■ **PROBLEM DESCRIPTION**:
Pictures do not belong in the copy; restate the records below word for word.

##### ENTRIES SHOWN #####

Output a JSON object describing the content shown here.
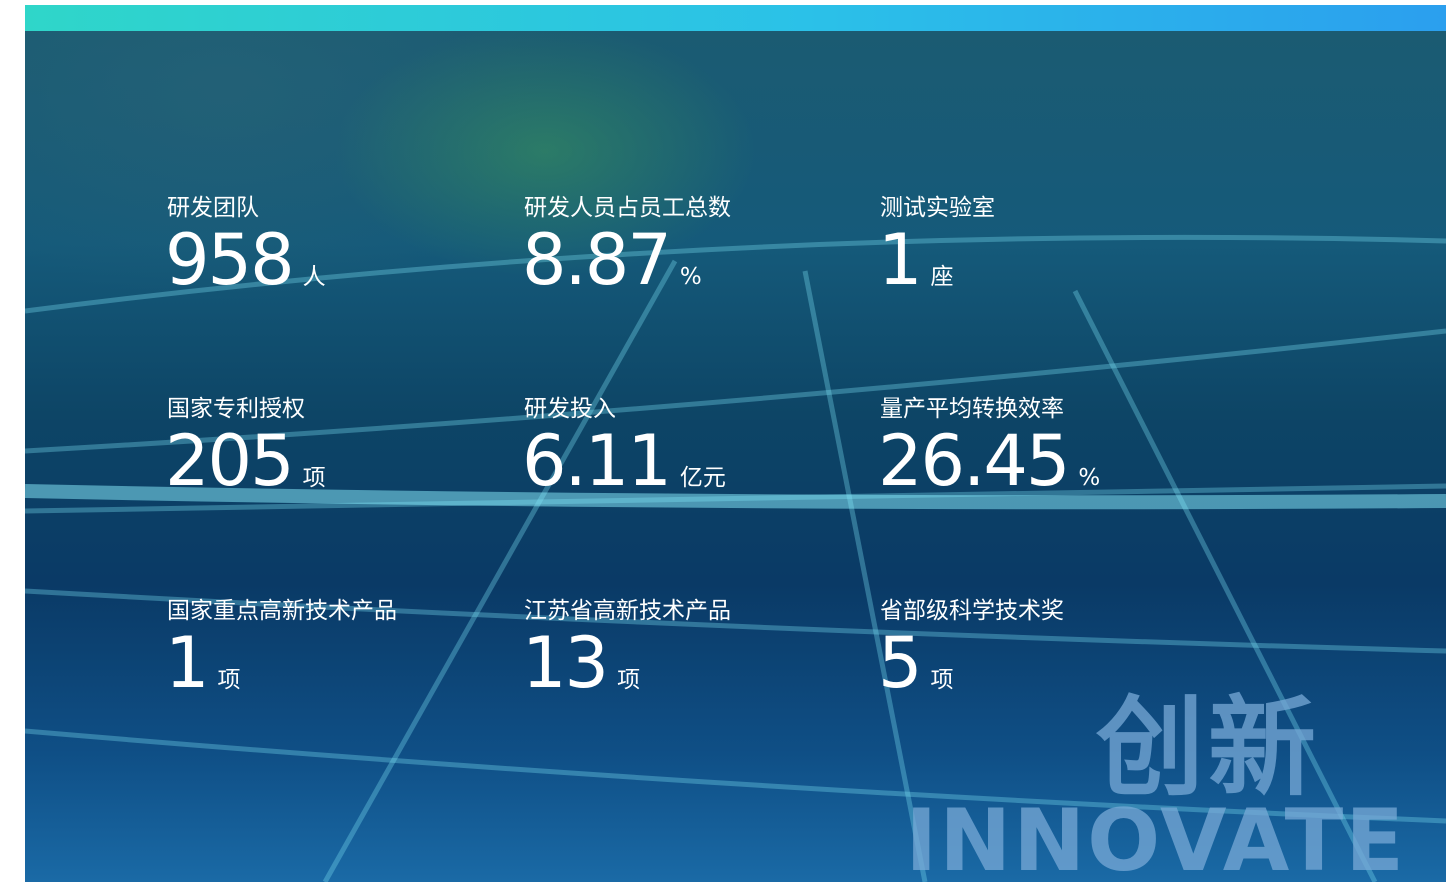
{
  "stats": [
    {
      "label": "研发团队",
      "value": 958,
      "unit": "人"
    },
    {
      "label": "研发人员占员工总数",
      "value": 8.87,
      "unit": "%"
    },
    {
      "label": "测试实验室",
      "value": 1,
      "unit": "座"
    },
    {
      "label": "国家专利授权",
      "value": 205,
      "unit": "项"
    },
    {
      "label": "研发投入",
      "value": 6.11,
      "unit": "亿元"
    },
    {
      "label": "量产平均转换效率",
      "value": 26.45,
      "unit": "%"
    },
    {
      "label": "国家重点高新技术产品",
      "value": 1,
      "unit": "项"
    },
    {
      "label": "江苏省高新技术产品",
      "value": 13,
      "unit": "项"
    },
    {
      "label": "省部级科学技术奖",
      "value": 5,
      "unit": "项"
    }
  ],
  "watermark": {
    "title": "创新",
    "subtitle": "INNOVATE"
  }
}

#####

■ **EXERCISE RESPONSE**:
Output a JSON object describing the content shown here.
{
  "stats": [
    {
      "label": "研发团队",
      "value": 958,
      "unit": "人"
    },
    {
      "label": "研发人员占员工总数",
      "value": 8.87,
      "unit": "%"
    },
    {
      "label": "测试实验室",
      "value": 1,
      "unit": "座"
    },
    {
      "label": "国家专利授权",
      "value": 205,
      "unit": "项"
    },
    {
      "label": "研发投入",
      "value": 6.11,
      "unit": "亿元"
    },
    {
      "label": "量产平均转换效率",
      "value": 26.45,
      "unit": "%"
    },
    {
      "label": "国家重点高新技术产品",
      "value": 1,
      "unit": "项"
    },
    {
      "label": "江苏省高新技术产品",
      "value": 13,
      "unit": "项"
    },
    {
      "label": "省部级科学技术奖",
      "value": 5,
      "unit": "项"
    }
  ],
  "watermark": {
    "title": "创新",
    "subtitle": "INNOVATE"
  }
}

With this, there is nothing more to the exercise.